** PROBLEM DESCRIPTION **
Pull every line containing the word "MARKET" from the records.

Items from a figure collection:
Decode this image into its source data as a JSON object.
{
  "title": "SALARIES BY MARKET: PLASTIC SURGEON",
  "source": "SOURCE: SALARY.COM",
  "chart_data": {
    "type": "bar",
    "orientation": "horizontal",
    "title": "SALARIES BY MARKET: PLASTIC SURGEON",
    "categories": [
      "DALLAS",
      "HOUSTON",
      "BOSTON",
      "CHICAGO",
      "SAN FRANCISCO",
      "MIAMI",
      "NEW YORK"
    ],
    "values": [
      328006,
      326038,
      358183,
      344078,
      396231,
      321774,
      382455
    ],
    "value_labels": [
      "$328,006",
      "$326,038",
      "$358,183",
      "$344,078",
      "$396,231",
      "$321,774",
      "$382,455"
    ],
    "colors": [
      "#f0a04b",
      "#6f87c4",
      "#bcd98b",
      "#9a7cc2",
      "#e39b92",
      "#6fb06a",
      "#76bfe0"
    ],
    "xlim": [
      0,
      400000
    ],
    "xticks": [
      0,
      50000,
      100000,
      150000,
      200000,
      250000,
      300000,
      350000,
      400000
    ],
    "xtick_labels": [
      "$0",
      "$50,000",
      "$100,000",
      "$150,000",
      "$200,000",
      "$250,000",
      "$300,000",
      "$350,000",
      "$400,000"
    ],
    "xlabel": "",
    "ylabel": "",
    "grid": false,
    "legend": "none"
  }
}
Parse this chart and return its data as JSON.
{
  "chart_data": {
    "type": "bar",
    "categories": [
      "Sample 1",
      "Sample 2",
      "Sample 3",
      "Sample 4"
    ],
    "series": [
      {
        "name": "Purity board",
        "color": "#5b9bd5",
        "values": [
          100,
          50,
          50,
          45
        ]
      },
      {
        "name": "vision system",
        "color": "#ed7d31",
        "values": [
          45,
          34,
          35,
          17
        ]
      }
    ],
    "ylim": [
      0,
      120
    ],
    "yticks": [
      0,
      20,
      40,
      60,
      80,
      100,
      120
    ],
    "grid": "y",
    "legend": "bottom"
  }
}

** WRITTEN REPLY **
  "title": "SALARIES BY MARKET: PLASTIC SURGEON",
    "title": "SALARIES BY MARKET: PLASTIC SURGEON",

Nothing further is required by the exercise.